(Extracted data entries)
————

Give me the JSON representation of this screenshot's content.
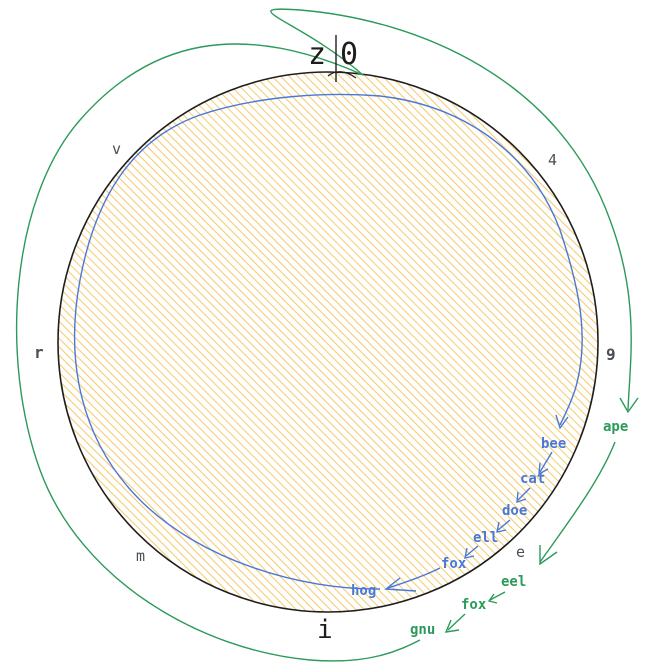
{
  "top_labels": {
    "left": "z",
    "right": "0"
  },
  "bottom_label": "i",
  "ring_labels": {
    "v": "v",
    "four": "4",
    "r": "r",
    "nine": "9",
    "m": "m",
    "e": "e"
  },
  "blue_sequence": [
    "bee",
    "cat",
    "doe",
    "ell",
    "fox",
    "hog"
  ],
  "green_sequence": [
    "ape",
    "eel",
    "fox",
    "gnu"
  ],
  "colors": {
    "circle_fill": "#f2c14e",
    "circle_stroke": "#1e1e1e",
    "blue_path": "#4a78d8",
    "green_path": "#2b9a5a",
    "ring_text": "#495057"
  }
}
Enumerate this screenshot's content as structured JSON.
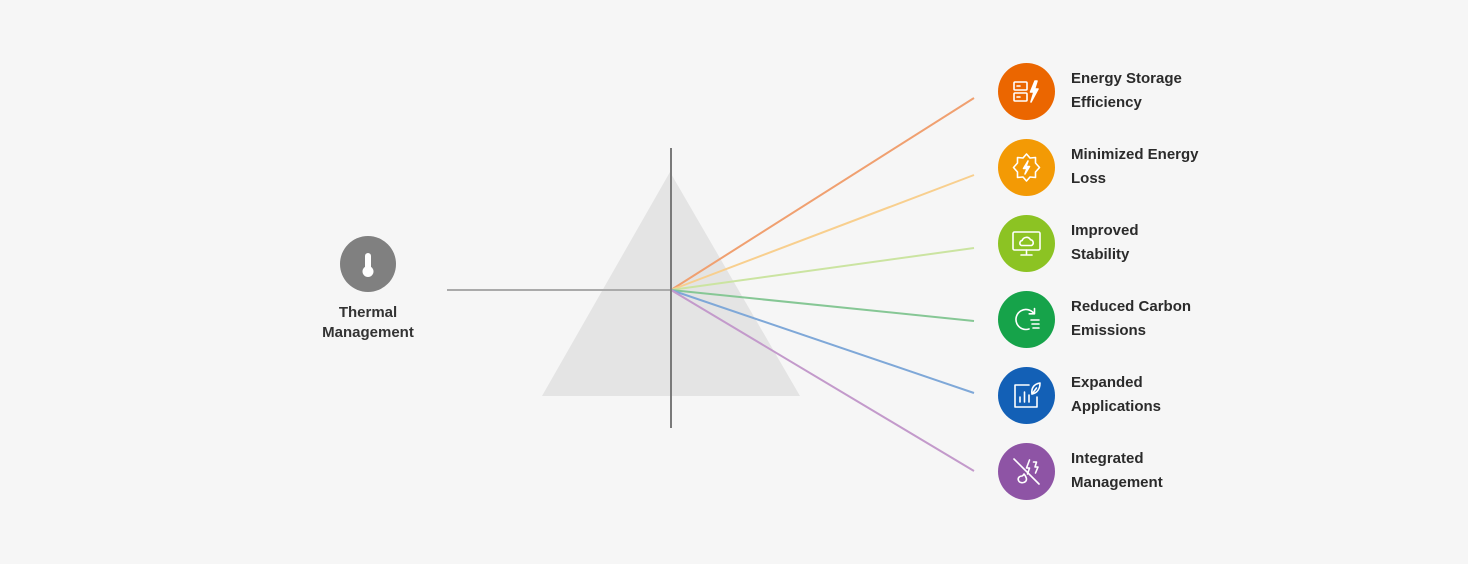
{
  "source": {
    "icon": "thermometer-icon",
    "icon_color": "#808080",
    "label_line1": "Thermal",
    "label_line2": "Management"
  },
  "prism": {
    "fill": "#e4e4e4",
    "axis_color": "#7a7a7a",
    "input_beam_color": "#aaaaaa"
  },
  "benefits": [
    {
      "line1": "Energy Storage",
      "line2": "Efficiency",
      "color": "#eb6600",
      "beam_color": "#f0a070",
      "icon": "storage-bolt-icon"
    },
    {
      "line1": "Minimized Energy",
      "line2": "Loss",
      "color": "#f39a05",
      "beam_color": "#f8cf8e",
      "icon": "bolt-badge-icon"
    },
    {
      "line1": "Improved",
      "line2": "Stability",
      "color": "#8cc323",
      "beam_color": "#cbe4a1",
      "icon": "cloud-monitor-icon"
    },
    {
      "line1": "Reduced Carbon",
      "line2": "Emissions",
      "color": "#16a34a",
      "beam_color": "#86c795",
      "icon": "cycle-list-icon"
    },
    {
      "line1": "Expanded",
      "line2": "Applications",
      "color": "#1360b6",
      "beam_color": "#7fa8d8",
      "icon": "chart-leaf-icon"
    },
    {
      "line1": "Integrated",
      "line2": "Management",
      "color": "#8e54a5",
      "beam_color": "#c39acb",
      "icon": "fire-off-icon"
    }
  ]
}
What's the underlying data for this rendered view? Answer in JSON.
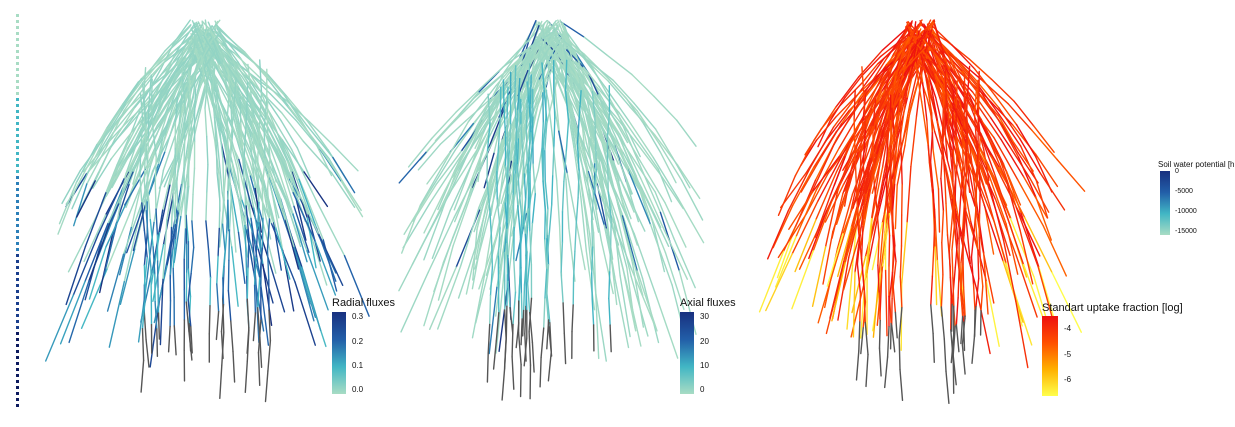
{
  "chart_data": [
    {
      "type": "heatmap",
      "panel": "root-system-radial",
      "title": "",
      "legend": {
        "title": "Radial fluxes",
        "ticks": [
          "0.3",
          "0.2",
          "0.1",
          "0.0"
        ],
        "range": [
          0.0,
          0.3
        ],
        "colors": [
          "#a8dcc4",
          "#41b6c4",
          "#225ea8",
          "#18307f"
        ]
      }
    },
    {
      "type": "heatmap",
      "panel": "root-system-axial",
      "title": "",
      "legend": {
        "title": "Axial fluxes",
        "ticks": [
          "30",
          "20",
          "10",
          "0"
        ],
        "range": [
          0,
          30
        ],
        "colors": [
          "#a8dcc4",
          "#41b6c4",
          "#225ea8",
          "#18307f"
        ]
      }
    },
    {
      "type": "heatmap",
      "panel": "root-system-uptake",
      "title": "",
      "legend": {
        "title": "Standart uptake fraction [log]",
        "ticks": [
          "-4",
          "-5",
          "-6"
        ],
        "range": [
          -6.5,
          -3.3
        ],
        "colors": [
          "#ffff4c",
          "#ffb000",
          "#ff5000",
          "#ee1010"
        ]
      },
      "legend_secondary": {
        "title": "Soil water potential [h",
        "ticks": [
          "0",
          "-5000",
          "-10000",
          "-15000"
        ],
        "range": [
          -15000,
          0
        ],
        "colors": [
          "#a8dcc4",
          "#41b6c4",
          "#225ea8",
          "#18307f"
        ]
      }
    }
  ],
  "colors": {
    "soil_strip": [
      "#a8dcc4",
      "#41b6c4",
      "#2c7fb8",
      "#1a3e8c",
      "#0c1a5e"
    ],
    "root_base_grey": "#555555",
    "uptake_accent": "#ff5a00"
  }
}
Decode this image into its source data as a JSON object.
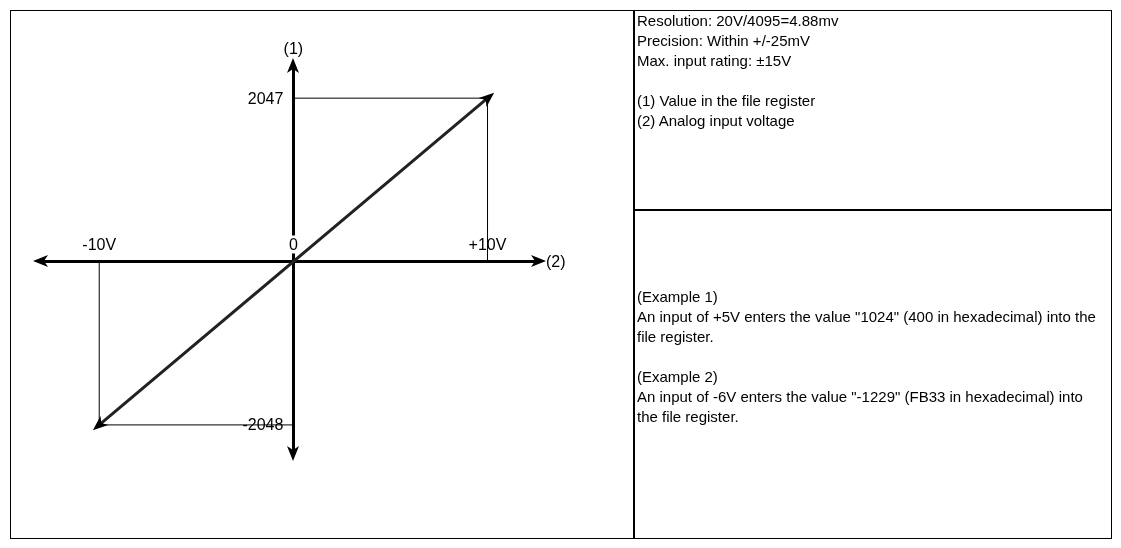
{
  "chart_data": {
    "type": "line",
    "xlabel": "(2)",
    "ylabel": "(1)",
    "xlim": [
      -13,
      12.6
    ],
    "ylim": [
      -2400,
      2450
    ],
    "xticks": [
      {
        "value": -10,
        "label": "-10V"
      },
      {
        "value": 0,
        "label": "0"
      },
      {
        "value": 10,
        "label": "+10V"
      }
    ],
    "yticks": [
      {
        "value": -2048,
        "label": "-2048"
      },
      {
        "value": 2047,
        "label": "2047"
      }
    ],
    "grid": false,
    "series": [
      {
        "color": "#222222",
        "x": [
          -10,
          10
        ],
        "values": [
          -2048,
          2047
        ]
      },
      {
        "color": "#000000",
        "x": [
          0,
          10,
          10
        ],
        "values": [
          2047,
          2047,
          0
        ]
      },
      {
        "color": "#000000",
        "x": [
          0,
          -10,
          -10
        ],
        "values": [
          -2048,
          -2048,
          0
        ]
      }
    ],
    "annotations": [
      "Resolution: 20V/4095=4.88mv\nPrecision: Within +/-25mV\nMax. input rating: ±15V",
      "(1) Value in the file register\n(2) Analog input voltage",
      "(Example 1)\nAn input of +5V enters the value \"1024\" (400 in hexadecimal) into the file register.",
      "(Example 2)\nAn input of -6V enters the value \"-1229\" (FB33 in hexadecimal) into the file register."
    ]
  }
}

————

* _STATED TASK_: Using the data above, write out every line exactly, leaving the images behind.

* _CORRECT OUTPUT_:
Give me the JSON representation of this screenshot's content.
{
  "top_labels": {
    "left": "z",
    "right": "0"
  },
  "bottom_label": "i",
  "ring_labels": {
    "v": "v",
    "four": "4",
    "r": "r",
    "nine": "9",
    "m": "m",
    "e": "e"
  },
  "blue_sequence": [
    "bee",
    "cat",
    "doe",
    "ell",
    "fox",
    "hog"
  ],
  "green_sequence": [
    "ape",
    "eel",
    "fox",
    "gnu"
  ],
  "colors": {
    "circle_fill": "#f2c14e",
    "circle_stroke": "#1e1e1e",
    "blue_path": "#4a78d8",
    "green_path": "#2b9a5a",
    "ring_text": "#495057"
  }
}
Enumerate this screenshot's content as structured JSON.
{
  "source": {
    "icon": "thermometer-icon",
    "icon_color": "#808080",
    "label_line1": "Thermal",
    "label_line2": "Management"
  },
  "prism": {
    "fill": "#e4e4e4",
    "axis_color": "#7a7a7a",
    "input_beam_color": "#aaaaaa"
  },
  "benefits": [
    {
      "line1": "Energy Storage",
      "line2": "Efficiency",
      "color": "#eb6600",
      "beam_color": "#f0a070",
      "icon": "storage-bolt-icon"
    },
    {
      "line1": "Minimized Energy",
      "line2": "Loss",
      "color": "#f39a05",
      "beam_color": "#f8cf8e",
      "icon": "bolt-badge-icon"
    },
    {
      "line1": "Improved",
      "line2": "Stability",
      "color": "#8cc323",
      "beam_color": "#cbe4a1",
      "icon": "cloud-monitor-icon"
    },
    {
      "line1": "Reduced Carbon",
      "line2": "Emissions",
      "color": "#16a34a",
      "beam_color": "#86c795",
      "icon": "cycle-list-icon"
    },
    {
      "line1": "Expanded",
      "line2": "Applications",
      "color": "#1360b6",
      "beam_color": "#7fa8d8",
      "icon": "chart-leaf-icon"
    },
    {
      "line1": "Integrated",
      "line2": "Management",
      "color": "#8e54a5",
      "beam_color": "#c39acb",
      "icon": "fire-off-icon"
    }
  ]
}
What's the underlying data for this rendered view? Answer in JSON.
{
  "chart_data": [
    {
      "type": "heatmap",
      "panel": "root-system-radial",
      "title": "",
      "legend": {
        "title": "Radial fluxes",
        "ticks": [
          "0.3",
          "0.2",
          "0.1",
          "0.0"
        ],
        "range": [
          0.0,
          0.3
        ],
        "colors": [
          "#a8dcc4",
          "#41b6c4",
          "#225ea8",
          "#18307f"
        ]
      }
    },
    {
      "type": "heatmap",
      "panel": "root-system-axial",
      "title": "",
      "legend": {
        "title": "Axial fluxes",
        "ticks": [
          "30",
          "20",
          "10",
          "0"
        ],
        "range": [
          0,
          30
        ],
        "colors": [
          "#a8dcc4",
          "#41b6c4",
          "#225ea8",
          "#18307f"
        ]
      }
    },
    {
      "type": "heatmap",
      "panel": "root-system-uptake",
      "title": "",
      "legend": {
        "title": "Standart uptake fraction [log]",
        "ticks": [
          "-4",
          "-5",
          "-6"
        ],
        "range": [
          -6.5,
          -3.3
        ],
        "colors": [
          "#ffff4c",
          "#ffb000",
          "#ff5000",
          "#ee1010"
        ]
      },
      "legend_secondary": {
        "title": "Soil water potential [h",
        "ticks": [
          "0",
          "-5000",
          "-10000",
          "-15000"
        ],
        "range": [
          -15000,
          0
        ],
        "colors": [
          "#a8dcc4",
          "#41b6c4",
          "#225ea8",
          "#18307f"
        ]
      }
    }
  ],
  "colors": {
    "soil_strip": [
      "#a8dcc4",
      "#41b6c4",
      "#2c7fb8",
      "#1a3e8c",
      "#0c1a5e"
    ],
    "root_base_grey": "#555555",
    "uptake_accent": "#ff5a00"
  }
}
Decode this image into its source data as a JSON object.
{
  "chart_data": {
    "type": "line",
    "xlabel": "(2)",
    "ylabel": "(1)",
    "xlim": [
      -13,
      12.6
    ],
    "ylim": [
      -2400,
      2450
    ],
    "xticks": [
      {
        "value": -10,
        "label": "-10V"
      },
      {
        "value": 0,
        "label": "0"
      },
      {
        "value": 10,
        "label": "+10V"
      }
    ],
    "yticks": [
      {
        "value": -2048,
        "label": "-2048"
      },
      {
        "value": 2047,
        "label": "2047"
      }
    ],
    "grid": false,
    "series": [
      {
        "color": "#222222",
        "x": [
          -10,
          10
        ],
        "values": [
          -2048,
          2047
        ]
      },
      {
        "color": "#000000",
        "x": [
          0,
          10,
          10
        ],
        "values": [
          2047,
          2047,
          0
        ]
      },
      {
        "color": "#000000",
        "x": [
          0,
          -10,
          -10
        ],
        "values": [
          -2048,
          -2048,
          0
        ]
      }
    ],
    "annotations": [
      "Resolution: 20V/4095=4.88mv\nPrecision: Within +/-25mV\nMax. input rating: ±15V",
      "(1) Value in the file register\n(2) Analog input voltage",
      "(Example 1)\nAn input of +5V enters the value \"1024\" (400 in hexadecimal) into the file register.",
      "(Example 2)\nAn input of -6V enters the value \"-1229\" (FB33 in hexadecimal) into the file register."
    ]
  }
}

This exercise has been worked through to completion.